Figure collection entries

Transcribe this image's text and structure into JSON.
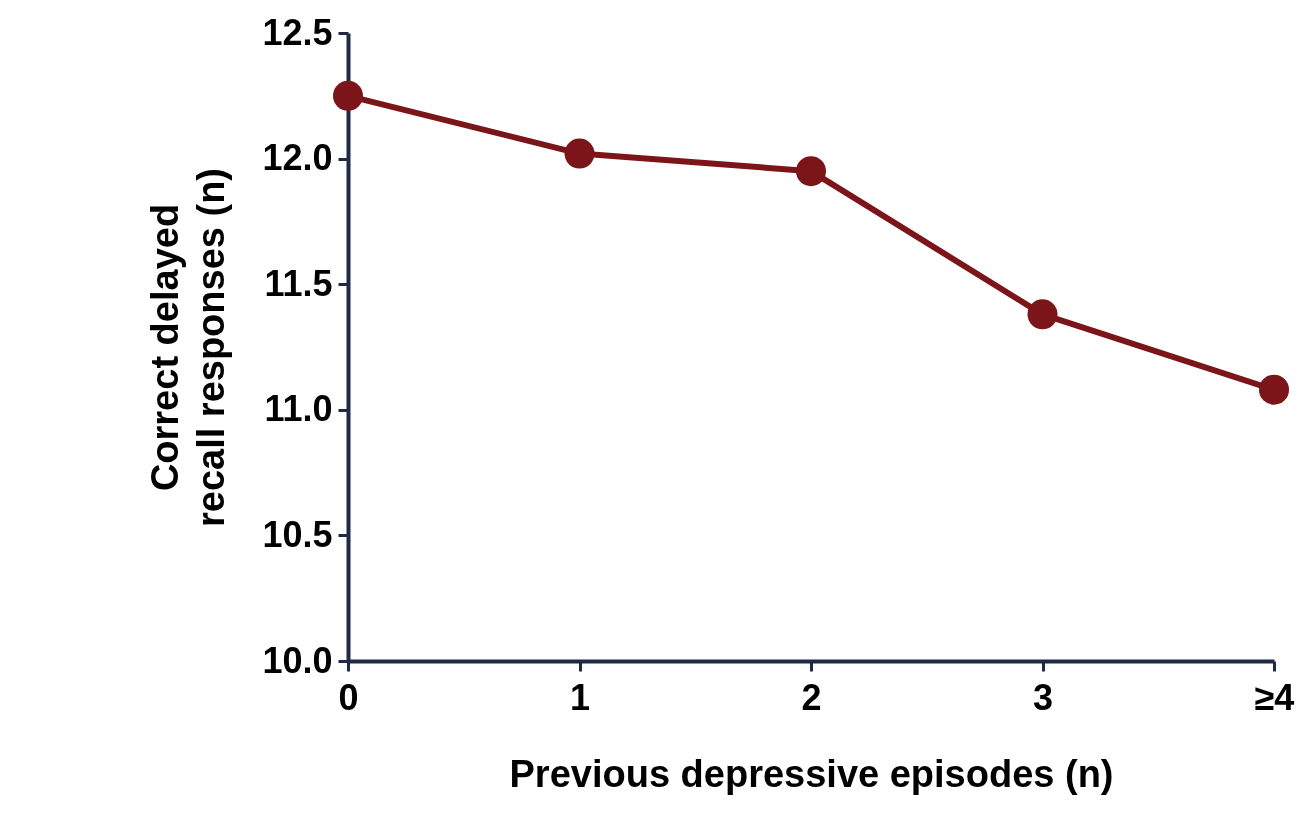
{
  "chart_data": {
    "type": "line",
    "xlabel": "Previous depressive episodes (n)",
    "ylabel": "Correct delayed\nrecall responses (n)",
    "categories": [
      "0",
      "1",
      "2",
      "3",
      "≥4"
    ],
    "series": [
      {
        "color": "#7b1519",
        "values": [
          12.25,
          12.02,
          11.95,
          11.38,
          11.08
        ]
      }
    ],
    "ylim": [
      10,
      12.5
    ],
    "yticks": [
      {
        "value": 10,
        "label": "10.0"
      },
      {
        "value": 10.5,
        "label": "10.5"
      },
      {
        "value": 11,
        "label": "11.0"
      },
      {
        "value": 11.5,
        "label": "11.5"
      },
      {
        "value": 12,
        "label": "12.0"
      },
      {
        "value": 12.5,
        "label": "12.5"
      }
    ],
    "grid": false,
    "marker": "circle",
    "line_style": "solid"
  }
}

Aim
Verbatim reproduction of every record is required; images are left out.

Right answer
Transcribe this image's text and structure into JSON.
{
  "chart_data": {
    "type": "line",
    "xlabel": "Previous depressive episodes (n)",
    "ylabel": "Correct delayed\nrecall responses (n)",
    "categories": [
      "0",
      "1",
      "2",
      "3",
      "≥4"
    ],
    "series": [
      {
        "color": "#7b1519",
        "values": [
          12.25,
          12.02,
          11.95,
          11.38,
          11.08
        ]
      }
    ],
    "ylim": [
      10,
      12.5
    ],
    "yticks": [
      {
        "value": 10,
        "label": "10.0"
      },
      {
        "value": 10.5,
        "label": "10.5"
      },
      {
        "value": 11,
        "label": "11.0"
      },
      {
        "value": 11.5,
        "label": "11.5"
      },
      {
        "value": 12,
        "label": "12.0"
      },
      {
        "value": 12.5,
        "label": "12.5"
      }
    ],
    "grid": false,
    "marker": "circle",
    "line_style": "solid"
  }
}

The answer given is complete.